**Exercise details:**
Output an exact reproduction of the data.

+++ Data supplied +++

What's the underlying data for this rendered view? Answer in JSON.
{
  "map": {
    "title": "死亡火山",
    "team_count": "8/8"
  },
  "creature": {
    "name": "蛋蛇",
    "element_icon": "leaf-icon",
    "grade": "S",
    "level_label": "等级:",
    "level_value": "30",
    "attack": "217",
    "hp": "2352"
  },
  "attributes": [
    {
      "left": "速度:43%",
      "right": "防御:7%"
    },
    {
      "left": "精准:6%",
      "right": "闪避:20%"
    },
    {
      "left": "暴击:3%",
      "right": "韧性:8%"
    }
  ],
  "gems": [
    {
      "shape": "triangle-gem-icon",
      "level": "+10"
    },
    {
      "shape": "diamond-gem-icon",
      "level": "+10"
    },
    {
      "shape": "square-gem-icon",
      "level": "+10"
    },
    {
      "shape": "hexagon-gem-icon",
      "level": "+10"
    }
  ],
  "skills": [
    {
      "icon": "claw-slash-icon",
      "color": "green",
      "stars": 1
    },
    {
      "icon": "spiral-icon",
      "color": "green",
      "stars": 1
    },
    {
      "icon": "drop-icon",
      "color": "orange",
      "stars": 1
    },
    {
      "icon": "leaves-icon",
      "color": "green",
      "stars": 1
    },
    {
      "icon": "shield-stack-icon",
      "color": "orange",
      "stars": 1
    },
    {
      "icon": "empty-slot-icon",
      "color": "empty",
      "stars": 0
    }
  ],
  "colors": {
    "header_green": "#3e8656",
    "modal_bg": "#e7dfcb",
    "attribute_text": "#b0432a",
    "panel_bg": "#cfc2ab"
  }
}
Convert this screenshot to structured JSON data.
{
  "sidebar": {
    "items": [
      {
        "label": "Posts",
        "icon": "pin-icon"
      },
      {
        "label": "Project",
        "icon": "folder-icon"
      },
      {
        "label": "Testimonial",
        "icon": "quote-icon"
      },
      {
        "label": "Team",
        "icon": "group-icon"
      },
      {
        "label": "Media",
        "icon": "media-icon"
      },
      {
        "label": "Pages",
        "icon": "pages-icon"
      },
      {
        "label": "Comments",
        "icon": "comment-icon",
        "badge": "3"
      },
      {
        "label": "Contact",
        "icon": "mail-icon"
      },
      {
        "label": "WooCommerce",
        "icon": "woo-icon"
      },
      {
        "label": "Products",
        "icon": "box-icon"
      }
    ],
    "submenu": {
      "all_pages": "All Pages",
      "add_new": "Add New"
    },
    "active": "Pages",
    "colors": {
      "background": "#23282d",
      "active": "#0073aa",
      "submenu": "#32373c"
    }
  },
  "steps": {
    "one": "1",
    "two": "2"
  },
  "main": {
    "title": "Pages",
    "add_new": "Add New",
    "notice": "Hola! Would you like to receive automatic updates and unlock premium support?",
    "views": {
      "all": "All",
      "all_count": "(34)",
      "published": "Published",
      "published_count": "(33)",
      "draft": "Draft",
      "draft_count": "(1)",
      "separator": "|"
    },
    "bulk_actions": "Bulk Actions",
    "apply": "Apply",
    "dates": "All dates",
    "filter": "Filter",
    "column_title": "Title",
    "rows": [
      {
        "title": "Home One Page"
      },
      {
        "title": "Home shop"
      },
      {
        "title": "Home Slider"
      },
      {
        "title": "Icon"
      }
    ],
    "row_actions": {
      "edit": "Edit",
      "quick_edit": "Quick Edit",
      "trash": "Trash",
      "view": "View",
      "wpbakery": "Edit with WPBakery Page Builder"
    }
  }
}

+++

**Complete response:**
What's the underlying data for this rendered view? Answer in JSON.
{
  "map": {
    "title": "死亡火山",
    "team_count": "8/8"
  },
  "creature": {
    "name": "蛋蛇",
    "element_icon": "leaf-icon",
    "grade": "S",
    "level_label": "等级:",
    "level_value": "30",
    "attack": "217",
    "hp": "2352"
  },
  "attributes": [
    {
      "left": "速度:43%",
      "right": "防御:7%"
    },
    {
      "left": "精准:6%",
      "right": "闪避:20%"
    },
    {
      "left": "暴击:3%",
      "right": "韧性:8%"
    }
  ],
  "gems": [
    {
      "shape": "triangle-gem-icon",
      "level": "+10"
    },
    {
      "shape": "diamond-gem-icon",
      "level": "+10"
    },
    {
      "shape": "square-gem-icon",
      "level": "+10"
    },
    {
      "shape": "hexagon-gem-icon",
      "level": "+10"
    }
  ],
  "skills": [
    {
      "icon": "claw-slash-icon",
      "color": "green",
      "stars": 1
    },
    {
      "icon": "spiral-icon",
      "color": "green",
      "stars": 1
    },
    {
      "icon": "drop-icon",
      "color": "orange",
      "stars": 1
    },
    {
      "icon": "leaves-icon",
      "color": "green",
      "stars": 1
    },
    {
      "icon": "shield-stack-icon",
      "color": "orange",
      "stars": 1
    },
    {
      "icon": "empty-slot-icon",
      "color": "empty",
      "stars": 0
    }
  ],
  "colors": {
    "header_green": "#3e8656",
    "modal_bg": "#e7dfcb",
    "attribute_text": "#b0432a",
    "panel_bg": "#cfc2ab"
  }
}
Convert this screenshot to structured JSON data.
{
  "sidebar": {
    "items": [
      {
        "label": "Posts",
        "icon": "pin-icon"
      },
      {
        "label": "Project",
        "icon": "folder-icon"
      },
      {
        "label": "Testimonial",
        "icon": "quote-icon"
      },
      {
        "label": "Team",
        "icon": "group-icon"
      },
      {
        "label": "Media",
        "icon": "media-icon"
      },
      {
        "label": "Pages",
        "icon": "pages-icon"
      },
      {
        "label": "Comments",
        "icon": "comment-icon",
        "badge": "3"
      },
      {
        "label": "Contact",
        "icon": "mail-icon"
      },
      {
        "label": "WooCommerce",
        "icon": "woo-icon"
      },
      {
        "label": "Products",
        "icon": "box-icon"
      }
    ],
    "submenu": {
      "all_pages": "All Pages",
      "add_new": "Add New"
    },
    "active": "Pages",
    "colors": {
      "background": "#23282d",
      "active": "#0073aa",
      "submenu": "#32373c"
    }
  },
  "steps": {
    "one": "1",
    "two": "2"
  },
  "main": {
    "title": "Pages",
    "add_new": "Add New",
    "notice": "Hola! Would you like to receive automatic updates and unlock premium support?",
    "views": {
      "all": "All",
      "all_count": "(34)",
      "published": "Published",
      "published_count": "(33)",
      "draft": "Draft",
      "draft_count": "(1)",
      "separator": "|"
    },
    "bulk_actions": "Bulk Actions",
    "apply": "Apply",
    "dates": "All dates",
    "filter": "Filter",
    "column_title": "Title",
    "rows": [
      {
        "title": "Home One Page"
      },
      {
        "title": "Home shop"
      },
      {
        "title": "Home Slider"
      },
      {
        "title": "Icon"
      }
    ],
    "row_actions": {
      "edit": "Edit",
      "quick_edit": "Quick Edit",
      "trash": "Trash",
      "view": "View",
      "wpbakery": "Edit with WPBakery Page Builder"
    }
  }
}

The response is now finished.